Rewrite the records from the start through the line containing "189, 296, 200]", inclusive, replacing "KRW-BTC" with "KRW-ETH" each time it appears and leaving everything else unchanged.

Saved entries
------------

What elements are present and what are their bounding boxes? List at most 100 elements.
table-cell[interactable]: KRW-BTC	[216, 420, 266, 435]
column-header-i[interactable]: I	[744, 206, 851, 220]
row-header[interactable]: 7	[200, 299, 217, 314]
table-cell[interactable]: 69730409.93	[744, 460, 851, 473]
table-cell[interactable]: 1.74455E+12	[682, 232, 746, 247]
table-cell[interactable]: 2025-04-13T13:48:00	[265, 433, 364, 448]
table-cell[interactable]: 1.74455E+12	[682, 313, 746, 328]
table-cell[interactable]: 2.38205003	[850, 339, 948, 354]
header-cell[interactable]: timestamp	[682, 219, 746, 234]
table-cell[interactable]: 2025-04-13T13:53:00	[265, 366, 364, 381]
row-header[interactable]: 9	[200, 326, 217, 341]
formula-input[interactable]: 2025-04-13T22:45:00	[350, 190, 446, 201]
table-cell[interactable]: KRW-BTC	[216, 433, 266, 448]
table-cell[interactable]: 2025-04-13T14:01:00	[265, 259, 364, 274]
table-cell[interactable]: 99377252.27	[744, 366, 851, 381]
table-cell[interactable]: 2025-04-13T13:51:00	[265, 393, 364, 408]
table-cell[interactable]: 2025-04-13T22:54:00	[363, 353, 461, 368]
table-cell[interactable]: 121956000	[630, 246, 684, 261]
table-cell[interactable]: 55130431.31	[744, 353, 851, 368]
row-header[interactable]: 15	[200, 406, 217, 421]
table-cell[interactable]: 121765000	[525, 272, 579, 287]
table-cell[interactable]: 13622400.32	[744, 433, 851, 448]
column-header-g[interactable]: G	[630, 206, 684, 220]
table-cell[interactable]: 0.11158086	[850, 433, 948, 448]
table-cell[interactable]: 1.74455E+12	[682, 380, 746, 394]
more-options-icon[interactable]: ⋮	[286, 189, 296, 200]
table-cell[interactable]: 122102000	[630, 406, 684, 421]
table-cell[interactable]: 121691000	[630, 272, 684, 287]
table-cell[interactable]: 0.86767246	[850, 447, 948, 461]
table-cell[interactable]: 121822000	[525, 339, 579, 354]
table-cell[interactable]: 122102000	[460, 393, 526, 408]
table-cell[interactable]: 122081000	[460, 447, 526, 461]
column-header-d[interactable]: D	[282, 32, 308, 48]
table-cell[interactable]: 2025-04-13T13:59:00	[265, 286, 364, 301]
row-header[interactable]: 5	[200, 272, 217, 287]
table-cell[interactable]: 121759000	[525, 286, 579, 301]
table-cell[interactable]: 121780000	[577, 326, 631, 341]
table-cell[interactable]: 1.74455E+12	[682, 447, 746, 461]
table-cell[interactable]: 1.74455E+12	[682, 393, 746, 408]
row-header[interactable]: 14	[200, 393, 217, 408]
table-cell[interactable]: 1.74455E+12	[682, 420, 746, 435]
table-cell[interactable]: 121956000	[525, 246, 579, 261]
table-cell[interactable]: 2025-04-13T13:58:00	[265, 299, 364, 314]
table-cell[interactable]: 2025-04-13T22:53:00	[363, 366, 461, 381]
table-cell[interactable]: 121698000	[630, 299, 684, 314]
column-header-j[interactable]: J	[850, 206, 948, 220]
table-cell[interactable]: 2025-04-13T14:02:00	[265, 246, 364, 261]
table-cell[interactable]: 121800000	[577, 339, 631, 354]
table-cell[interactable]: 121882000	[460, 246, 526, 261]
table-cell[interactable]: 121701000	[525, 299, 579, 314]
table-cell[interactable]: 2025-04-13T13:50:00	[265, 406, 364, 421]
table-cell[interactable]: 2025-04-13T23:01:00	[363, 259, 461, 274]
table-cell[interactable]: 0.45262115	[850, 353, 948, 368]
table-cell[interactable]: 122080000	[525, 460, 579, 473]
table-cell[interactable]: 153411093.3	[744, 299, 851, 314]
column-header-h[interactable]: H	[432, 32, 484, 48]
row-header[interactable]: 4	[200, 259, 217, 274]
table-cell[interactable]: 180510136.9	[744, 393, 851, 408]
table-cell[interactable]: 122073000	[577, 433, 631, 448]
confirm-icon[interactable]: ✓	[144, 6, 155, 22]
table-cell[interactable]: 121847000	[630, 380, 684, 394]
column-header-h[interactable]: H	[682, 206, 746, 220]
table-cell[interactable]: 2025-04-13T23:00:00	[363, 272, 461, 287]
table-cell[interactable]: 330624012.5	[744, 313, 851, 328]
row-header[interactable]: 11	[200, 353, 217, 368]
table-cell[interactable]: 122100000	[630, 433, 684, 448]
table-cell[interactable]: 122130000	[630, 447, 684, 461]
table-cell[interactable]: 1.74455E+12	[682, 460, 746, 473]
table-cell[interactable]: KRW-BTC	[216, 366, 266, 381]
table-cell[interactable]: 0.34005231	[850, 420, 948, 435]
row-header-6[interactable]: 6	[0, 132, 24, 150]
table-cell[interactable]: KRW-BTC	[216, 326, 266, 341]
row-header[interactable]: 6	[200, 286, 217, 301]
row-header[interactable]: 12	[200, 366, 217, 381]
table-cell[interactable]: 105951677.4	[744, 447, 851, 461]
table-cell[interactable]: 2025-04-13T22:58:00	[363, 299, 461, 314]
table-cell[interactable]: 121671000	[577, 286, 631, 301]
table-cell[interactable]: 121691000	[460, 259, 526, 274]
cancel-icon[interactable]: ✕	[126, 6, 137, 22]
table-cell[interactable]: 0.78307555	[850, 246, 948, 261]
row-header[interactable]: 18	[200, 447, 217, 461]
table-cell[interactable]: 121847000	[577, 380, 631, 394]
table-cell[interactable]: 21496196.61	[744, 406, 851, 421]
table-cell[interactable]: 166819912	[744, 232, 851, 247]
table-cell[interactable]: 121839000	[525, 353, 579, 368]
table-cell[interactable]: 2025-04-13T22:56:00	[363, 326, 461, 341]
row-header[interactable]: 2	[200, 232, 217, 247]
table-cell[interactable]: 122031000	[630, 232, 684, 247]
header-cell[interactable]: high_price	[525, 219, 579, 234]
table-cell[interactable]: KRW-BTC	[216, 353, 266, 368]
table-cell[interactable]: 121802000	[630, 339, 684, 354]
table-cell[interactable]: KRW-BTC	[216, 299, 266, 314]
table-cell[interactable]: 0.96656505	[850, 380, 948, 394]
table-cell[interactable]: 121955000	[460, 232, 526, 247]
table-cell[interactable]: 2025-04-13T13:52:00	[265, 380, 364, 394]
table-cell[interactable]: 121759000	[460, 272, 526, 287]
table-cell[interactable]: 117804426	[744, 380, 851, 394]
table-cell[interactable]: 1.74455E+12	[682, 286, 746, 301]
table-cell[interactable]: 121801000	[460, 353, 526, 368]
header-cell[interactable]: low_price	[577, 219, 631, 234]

------------

* [Final result]:
What elements are present and what are their bounding boxes? List at most 100 elements.
table-cell[interactable]: KRW-ETH	[216, 420, 266, 435]
column-header-i[interactable]: I	[744, 206, 851, 220]
row-header[interactable]: 7	[200, 299, 217, 314]
table-cell[interactable]: 69730409.93	[744, 460, 851, 473]
table-cell[interactable]: 1.74455E+12	[682, 232, 746, 247]
table-cell[interactable]: 2025-04-13T13:48:00	[265, 433, 364, 448]
table-cell[interactable]: 1.74455E+12	[682, 313, 746, 328]
table-cell[interactable]: 2.38205003	[850, 339, 948, 354]
header-cell[interactable]: timestamp	[682, 219, 746, 234]
table-cell[interactable]: 2025-04-13T13:53:00	[265, 366, 364, 381]
row-header[interactable]: 9	[200, 326, 217, 341]
formula-input[interactable]: 2025-04-13T22:45:00	[350, 190, 446, 201]
table-cell[interactable]: KRW-ETH	[216, 433, 266, 448]
table-cell[interactable]: 2025-04-13T14:01:00	[265, 259, 364, 274]
table-cell[interactable]: 99377252.27	[744, 366, 851, 381]
table-cell[interactable]: 2025-04-13T13:51:00	[265, 393, 364, 408]
table-cell[interactable]: 2025-04-13T22:54:00	[363, 353, 461, 368]
table-cell[interactable]: 121956000	[630, 246, 684, 261]
table-cell[interactable]: 55130431.31	[744, 353, 851, 368]
row-header[interactable]: 15	[200, 406, 217, 421]
table-cell[interactable]: 121765000	[525, 272, 579, 287]
table-cell[interactable]: 13622400.32	[744, 433, 851, 448]
column-header-g[interactable]: G	[630, 206, 684, 220]
table-cell[interactable]: 0.11158086	[850, 433, 948, 448]
table-cell[interactable]: 1.74455E+12	[682, 380, 746, 394]
more-options-icon[interactable]: ⋮	[286, 189, 296, 200]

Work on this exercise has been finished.